§ Material to process:
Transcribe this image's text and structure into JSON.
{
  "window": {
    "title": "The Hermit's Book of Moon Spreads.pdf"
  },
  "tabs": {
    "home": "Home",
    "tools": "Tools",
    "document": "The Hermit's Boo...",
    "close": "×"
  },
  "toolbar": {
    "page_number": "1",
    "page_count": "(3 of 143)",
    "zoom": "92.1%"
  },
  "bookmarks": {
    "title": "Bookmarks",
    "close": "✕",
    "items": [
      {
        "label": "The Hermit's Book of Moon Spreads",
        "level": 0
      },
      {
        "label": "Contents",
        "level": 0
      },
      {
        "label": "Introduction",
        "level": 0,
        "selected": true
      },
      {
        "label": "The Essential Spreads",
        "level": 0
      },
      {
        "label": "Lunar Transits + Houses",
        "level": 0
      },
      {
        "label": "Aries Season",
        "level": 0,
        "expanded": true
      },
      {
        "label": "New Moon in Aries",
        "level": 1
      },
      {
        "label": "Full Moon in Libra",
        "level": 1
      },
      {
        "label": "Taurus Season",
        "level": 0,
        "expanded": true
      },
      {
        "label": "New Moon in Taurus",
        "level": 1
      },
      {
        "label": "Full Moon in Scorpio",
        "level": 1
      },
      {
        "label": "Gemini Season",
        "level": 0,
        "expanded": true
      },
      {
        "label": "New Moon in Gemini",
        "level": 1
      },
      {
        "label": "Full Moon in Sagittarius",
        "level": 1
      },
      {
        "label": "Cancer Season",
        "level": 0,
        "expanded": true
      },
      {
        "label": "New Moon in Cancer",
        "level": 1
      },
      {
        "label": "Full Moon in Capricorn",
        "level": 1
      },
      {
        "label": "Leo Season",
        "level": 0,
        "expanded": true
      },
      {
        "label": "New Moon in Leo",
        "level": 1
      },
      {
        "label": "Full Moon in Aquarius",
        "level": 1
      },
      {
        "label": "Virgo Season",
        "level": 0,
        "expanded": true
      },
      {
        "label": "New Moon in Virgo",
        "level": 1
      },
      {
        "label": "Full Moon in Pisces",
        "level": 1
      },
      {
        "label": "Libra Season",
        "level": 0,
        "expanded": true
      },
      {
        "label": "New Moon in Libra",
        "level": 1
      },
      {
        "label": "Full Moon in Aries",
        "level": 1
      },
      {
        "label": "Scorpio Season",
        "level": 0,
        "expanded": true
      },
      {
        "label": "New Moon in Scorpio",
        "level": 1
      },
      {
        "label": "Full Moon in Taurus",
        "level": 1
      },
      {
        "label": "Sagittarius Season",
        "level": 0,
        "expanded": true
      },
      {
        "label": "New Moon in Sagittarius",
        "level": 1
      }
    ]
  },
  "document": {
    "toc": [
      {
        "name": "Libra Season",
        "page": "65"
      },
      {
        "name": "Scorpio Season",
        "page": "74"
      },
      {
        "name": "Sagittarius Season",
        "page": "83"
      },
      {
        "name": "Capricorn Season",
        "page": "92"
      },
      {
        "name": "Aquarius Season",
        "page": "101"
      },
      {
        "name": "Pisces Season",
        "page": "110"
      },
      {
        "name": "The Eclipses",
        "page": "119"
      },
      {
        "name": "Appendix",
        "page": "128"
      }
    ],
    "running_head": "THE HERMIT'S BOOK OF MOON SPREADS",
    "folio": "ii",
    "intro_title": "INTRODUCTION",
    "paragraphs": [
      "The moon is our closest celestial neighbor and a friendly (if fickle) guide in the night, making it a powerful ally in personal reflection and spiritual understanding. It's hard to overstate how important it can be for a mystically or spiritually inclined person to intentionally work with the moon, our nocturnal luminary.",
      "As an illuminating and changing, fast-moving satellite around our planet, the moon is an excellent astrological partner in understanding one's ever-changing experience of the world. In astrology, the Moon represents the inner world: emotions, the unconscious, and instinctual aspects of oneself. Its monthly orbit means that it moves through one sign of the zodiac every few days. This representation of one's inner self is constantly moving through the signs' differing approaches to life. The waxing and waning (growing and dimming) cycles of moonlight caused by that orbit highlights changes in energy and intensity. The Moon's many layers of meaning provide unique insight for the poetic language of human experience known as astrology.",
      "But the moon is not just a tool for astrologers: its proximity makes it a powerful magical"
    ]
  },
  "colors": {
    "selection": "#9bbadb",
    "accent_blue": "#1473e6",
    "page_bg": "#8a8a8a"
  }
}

---

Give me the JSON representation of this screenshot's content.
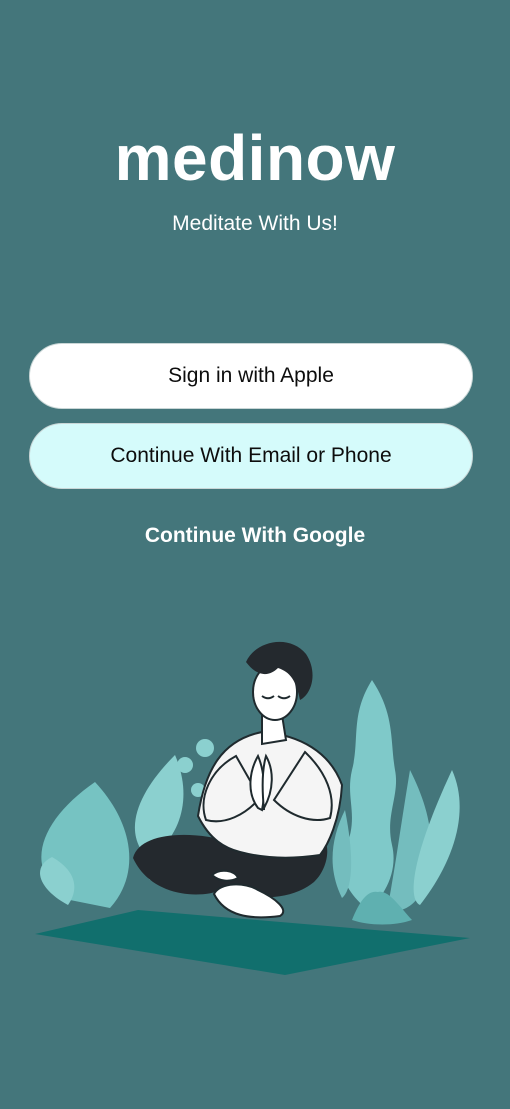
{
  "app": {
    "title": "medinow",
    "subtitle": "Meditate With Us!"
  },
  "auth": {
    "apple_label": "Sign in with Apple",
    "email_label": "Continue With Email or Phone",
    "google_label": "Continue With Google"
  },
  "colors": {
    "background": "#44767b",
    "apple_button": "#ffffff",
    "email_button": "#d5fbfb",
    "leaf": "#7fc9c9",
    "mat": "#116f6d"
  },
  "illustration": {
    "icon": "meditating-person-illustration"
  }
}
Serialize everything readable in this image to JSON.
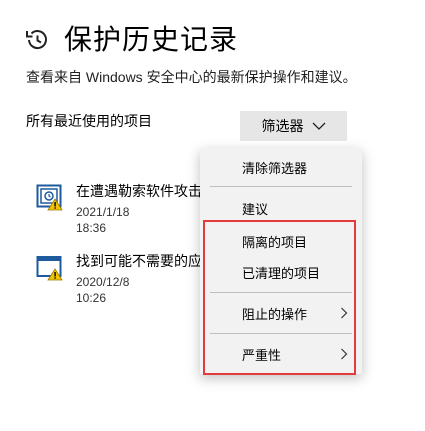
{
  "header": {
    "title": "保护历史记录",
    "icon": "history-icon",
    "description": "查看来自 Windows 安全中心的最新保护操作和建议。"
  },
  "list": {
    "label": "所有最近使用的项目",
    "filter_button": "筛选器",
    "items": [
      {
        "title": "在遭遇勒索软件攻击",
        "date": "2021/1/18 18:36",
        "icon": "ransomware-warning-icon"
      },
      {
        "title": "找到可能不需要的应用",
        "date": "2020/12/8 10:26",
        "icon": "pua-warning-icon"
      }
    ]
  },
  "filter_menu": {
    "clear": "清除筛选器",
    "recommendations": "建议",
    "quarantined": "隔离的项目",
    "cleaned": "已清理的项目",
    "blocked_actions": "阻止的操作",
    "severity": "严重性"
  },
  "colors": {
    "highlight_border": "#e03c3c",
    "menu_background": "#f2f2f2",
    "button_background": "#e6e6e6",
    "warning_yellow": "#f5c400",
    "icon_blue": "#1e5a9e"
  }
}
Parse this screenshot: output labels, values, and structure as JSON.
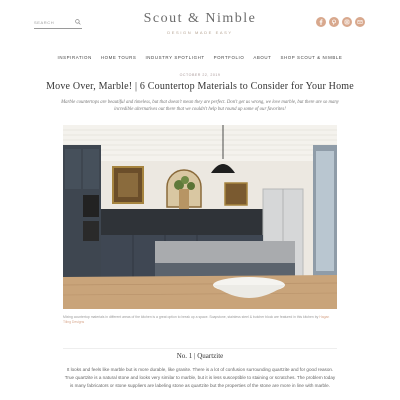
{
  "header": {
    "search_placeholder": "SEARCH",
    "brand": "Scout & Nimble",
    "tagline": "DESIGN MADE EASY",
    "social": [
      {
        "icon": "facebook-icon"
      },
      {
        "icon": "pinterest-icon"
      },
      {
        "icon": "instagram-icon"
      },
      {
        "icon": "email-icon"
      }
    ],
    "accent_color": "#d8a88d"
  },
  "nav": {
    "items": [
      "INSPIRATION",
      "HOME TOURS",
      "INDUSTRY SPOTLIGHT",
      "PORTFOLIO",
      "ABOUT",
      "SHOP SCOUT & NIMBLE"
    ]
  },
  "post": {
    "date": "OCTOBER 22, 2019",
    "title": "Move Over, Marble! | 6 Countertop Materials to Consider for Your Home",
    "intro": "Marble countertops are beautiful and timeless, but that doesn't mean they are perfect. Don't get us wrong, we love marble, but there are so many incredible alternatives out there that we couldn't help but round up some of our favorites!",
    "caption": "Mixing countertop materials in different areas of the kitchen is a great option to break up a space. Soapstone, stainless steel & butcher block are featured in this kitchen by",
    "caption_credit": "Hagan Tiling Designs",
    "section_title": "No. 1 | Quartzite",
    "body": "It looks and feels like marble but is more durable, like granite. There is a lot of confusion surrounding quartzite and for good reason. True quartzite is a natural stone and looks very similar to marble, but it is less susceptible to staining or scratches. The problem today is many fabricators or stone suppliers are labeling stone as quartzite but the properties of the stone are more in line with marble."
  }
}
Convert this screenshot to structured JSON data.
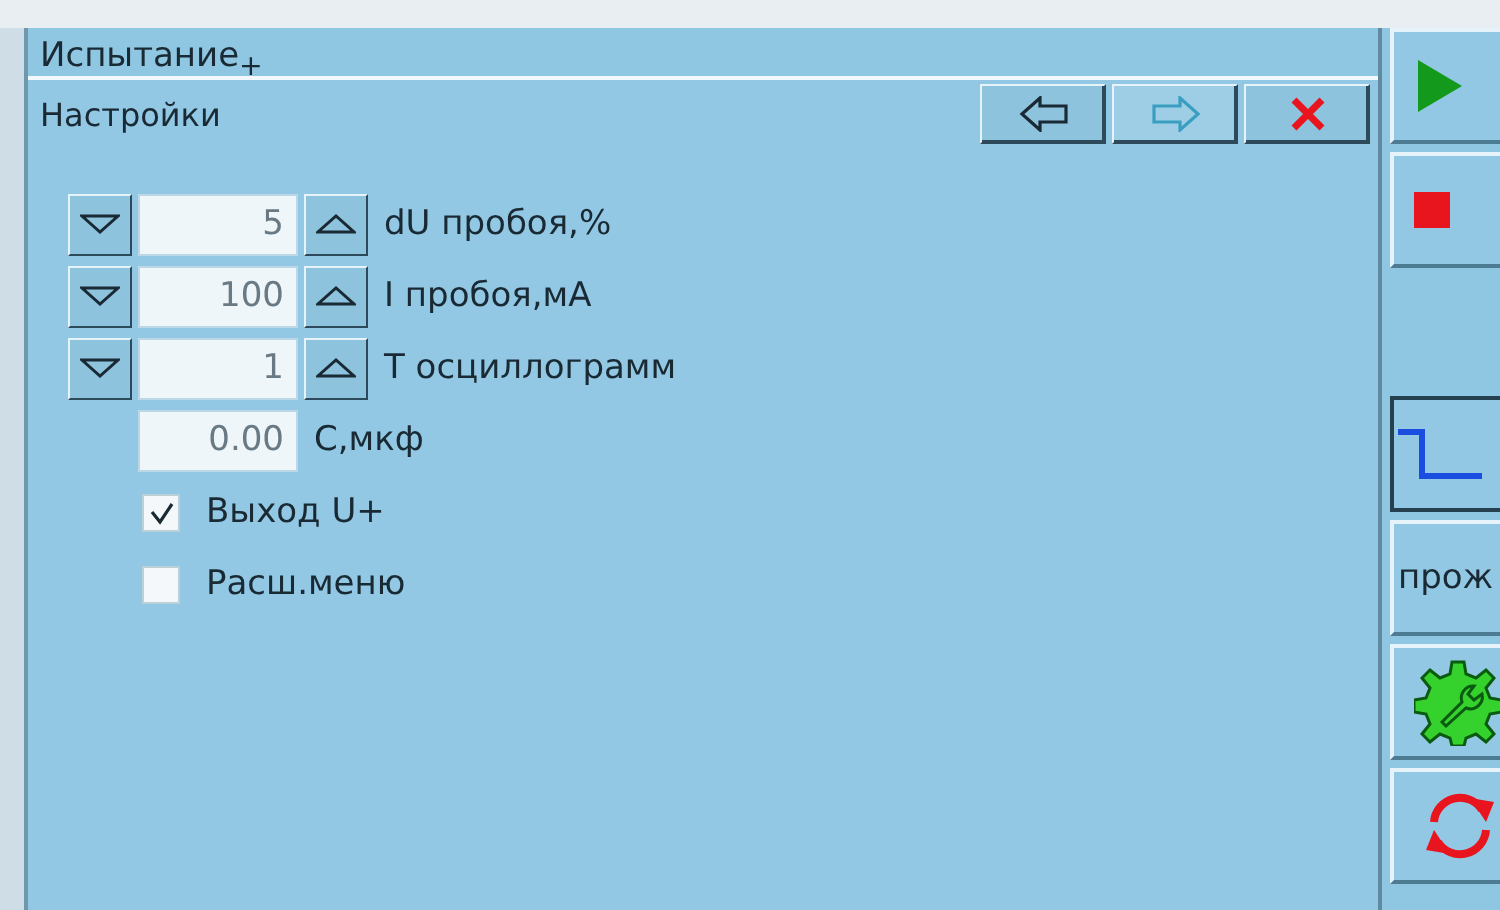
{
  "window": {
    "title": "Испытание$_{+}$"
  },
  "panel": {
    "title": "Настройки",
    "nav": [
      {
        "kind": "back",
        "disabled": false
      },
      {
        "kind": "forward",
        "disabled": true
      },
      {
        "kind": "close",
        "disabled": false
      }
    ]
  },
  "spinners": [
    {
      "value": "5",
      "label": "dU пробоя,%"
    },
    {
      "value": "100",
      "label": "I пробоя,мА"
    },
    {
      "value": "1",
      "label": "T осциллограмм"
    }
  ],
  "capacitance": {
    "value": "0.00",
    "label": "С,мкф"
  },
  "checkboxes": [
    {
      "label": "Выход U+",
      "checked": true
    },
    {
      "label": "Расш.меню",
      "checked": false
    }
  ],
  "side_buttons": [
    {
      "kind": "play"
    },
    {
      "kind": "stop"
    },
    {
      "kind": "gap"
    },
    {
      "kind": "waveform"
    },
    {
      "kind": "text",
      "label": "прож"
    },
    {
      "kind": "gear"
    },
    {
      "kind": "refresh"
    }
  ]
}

§ Task prompt:
Go through the records above and copy every line with the word "illustration".

§ Response to this exercise:
  "illustration": {
    "icon": "meditating-person-illustration"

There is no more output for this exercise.